• **BRIEF**: Wherever "title" appears in a line of the listing, that line should be returned.

• **DATA SHOWN**:
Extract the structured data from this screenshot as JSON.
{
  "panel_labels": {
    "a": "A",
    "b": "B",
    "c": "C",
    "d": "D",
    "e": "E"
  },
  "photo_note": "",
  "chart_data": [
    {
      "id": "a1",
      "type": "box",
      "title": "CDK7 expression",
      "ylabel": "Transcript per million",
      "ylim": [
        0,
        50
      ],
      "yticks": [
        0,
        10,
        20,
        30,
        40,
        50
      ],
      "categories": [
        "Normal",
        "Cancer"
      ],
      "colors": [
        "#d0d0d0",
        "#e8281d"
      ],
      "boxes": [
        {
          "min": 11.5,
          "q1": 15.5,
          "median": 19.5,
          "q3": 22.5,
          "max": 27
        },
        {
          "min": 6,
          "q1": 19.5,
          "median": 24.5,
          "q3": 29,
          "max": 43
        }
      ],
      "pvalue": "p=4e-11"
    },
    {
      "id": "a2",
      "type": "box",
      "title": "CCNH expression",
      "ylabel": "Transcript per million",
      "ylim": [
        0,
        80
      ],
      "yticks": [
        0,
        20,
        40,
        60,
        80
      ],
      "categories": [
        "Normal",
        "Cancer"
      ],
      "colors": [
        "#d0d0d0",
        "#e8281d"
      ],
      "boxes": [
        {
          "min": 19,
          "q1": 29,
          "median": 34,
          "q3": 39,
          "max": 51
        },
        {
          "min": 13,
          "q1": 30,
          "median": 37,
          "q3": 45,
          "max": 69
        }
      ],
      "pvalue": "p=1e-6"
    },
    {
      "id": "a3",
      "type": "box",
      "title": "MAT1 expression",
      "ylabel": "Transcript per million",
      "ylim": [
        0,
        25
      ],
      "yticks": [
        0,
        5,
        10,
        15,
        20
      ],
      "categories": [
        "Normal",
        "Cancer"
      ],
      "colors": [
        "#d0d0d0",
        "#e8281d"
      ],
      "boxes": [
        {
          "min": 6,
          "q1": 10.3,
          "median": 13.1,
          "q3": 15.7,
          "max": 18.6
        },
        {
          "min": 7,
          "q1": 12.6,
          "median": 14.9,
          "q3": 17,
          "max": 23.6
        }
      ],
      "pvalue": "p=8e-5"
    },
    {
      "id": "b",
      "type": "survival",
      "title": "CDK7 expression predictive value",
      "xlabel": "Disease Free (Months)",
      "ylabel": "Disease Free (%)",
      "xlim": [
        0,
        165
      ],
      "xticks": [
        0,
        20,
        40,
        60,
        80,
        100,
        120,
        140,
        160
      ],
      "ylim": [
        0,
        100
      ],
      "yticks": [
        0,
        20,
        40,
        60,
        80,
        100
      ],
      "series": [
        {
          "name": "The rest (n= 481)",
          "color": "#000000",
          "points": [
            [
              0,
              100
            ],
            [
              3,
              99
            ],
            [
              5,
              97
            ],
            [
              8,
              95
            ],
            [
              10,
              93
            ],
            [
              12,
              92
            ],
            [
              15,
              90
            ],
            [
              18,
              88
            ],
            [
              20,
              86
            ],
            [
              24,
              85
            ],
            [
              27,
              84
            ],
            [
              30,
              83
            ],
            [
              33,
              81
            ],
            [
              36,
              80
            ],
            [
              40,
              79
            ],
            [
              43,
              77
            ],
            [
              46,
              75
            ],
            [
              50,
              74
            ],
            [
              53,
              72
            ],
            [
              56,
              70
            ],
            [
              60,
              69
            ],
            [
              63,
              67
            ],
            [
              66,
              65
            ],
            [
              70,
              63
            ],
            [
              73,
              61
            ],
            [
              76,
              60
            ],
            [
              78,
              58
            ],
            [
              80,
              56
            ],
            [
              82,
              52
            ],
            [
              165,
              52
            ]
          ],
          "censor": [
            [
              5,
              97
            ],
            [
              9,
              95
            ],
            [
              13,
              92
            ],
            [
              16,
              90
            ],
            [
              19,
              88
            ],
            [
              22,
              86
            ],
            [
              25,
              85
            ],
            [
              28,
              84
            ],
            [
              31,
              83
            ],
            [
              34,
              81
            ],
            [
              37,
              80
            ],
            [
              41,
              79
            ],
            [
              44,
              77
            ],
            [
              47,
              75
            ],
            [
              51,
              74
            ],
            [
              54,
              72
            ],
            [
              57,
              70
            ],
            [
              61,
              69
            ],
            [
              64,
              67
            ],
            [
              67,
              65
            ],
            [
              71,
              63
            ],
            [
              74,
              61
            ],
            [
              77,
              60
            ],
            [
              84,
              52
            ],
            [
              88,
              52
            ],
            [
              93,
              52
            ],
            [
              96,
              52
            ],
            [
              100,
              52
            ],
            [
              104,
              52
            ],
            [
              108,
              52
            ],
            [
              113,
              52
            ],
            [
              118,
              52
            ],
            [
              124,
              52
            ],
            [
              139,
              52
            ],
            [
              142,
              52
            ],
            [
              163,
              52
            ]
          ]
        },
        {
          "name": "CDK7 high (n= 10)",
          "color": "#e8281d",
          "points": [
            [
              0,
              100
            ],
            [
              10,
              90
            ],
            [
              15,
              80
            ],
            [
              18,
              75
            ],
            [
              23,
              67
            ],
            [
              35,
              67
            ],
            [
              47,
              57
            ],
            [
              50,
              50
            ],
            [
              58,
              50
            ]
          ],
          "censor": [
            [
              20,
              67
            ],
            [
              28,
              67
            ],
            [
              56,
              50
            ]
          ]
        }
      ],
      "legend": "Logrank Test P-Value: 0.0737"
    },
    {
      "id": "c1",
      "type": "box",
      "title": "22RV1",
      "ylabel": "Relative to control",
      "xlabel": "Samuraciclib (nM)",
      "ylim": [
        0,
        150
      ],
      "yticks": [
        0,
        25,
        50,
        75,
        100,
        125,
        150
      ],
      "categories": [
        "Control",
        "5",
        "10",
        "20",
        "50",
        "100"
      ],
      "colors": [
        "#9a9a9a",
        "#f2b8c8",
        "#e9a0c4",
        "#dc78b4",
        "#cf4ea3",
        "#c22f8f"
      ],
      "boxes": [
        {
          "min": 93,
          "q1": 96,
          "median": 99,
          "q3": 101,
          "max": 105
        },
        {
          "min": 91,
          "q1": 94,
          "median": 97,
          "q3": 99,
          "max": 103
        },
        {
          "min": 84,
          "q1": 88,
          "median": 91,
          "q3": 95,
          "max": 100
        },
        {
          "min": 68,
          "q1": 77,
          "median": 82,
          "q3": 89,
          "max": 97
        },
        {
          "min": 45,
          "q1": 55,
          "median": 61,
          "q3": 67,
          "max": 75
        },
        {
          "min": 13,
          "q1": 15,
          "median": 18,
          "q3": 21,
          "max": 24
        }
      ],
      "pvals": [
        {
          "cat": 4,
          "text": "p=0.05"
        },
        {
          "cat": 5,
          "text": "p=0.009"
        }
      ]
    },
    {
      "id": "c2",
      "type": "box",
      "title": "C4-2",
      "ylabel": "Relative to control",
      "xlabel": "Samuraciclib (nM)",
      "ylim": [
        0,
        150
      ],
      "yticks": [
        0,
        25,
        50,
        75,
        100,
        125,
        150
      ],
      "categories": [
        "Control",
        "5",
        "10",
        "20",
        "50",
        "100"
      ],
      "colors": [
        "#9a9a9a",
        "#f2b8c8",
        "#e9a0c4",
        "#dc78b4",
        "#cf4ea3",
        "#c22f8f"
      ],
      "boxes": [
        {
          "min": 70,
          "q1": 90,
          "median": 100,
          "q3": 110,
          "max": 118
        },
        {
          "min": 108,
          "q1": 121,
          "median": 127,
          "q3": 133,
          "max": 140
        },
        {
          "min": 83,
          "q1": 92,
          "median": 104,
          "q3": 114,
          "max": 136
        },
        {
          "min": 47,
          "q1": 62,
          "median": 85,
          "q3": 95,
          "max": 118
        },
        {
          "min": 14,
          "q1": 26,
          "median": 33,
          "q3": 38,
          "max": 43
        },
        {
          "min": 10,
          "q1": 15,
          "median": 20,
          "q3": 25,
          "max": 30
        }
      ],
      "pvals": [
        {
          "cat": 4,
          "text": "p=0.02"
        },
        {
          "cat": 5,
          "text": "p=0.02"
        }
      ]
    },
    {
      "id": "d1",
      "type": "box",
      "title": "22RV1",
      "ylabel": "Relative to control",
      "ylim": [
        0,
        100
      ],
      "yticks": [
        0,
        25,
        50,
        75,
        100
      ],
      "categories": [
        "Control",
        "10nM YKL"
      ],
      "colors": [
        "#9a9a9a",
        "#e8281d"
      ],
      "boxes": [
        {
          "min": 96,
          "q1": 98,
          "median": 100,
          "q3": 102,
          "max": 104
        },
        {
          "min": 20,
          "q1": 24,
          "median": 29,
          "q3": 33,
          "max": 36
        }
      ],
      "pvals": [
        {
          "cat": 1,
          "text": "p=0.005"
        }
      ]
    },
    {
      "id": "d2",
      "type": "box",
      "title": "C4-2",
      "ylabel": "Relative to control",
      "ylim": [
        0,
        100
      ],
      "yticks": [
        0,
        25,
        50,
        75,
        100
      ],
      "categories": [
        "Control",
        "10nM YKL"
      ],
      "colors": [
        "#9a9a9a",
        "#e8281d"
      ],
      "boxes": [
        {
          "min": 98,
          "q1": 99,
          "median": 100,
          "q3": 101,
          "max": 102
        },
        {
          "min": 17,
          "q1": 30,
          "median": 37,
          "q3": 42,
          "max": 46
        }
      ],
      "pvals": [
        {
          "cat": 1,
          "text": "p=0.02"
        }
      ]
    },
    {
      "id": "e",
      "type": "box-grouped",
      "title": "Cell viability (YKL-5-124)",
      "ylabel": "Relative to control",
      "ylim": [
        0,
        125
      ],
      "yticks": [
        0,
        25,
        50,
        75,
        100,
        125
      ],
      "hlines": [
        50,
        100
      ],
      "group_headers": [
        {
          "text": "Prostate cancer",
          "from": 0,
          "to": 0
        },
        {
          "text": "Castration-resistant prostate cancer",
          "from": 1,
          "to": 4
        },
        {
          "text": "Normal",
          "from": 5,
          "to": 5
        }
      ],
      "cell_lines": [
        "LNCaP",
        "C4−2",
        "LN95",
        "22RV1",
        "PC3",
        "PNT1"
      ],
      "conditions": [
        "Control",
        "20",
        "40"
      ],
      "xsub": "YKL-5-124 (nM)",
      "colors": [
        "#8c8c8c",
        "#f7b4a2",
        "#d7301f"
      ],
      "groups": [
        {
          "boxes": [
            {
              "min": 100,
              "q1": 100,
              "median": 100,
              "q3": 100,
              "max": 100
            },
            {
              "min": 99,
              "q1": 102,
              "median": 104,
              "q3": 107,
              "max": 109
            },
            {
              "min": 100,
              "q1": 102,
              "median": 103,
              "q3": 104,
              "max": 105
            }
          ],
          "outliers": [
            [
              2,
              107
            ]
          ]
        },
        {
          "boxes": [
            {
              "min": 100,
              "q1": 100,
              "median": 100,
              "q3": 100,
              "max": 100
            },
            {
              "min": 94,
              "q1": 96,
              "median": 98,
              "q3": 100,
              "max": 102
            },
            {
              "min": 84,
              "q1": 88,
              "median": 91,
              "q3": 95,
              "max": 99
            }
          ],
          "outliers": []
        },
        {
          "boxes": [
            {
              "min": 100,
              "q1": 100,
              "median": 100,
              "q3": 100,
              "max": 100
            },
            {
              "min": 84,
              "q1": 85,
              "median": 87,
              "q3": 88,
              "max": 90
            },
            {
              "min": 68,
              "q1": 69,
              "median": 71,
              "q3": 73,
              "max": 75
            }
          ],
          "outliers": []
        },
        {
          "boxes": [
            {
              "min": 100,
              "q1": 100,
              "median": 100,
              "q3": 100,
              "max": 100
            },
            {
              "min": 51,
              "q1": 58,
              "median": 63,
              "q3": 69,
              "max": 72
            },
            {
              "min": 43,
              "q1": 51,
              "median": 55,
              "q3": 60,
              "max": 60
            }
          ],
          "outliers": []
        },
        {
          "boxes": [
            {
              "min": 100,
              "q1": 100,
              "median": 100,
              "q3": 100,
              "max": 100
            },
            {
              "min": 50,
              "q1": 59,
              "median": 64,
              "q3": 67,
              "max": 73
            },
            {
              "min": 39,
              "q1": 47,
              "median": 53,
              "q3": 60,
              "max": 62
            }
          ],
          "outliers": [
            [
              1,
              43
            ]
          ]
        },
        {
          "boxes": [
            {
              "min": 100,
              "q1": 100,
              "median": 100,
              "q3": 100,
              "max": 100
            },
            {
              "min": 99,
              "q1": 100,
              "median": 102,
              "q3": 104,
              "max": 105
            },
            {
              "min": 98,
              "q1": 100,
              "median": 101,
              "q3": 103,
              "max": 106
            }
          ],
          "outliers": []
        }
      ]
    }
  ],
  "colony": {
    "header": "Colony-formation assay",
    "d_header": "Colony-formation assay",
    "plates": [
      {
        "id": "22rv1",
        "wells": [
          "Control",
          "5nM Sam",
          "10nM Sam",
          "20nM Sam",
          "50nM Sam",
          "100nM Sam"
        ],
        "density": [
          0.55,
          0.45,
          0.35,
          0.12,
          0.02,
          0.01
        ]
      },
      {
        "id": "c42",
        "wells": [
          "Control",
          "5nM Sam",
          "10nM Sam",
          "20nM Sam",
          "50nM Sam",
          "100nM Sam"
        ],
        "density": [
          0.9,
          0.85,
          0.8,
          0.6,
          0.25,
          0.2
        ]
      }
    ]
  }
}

• **EXERCISE OUTPUT**:
      "title": "CDK7 expression",
      "title": "CCNH expression",
      "title": "MAT1 expression",
      "title": "CDK7 expression predictive value",
      "title": "22RV1",
      "title": "C4-2",
      "title": "22RV1",
      "title": "C4-2",
      "title": "Cell viability (YKL-5-124)",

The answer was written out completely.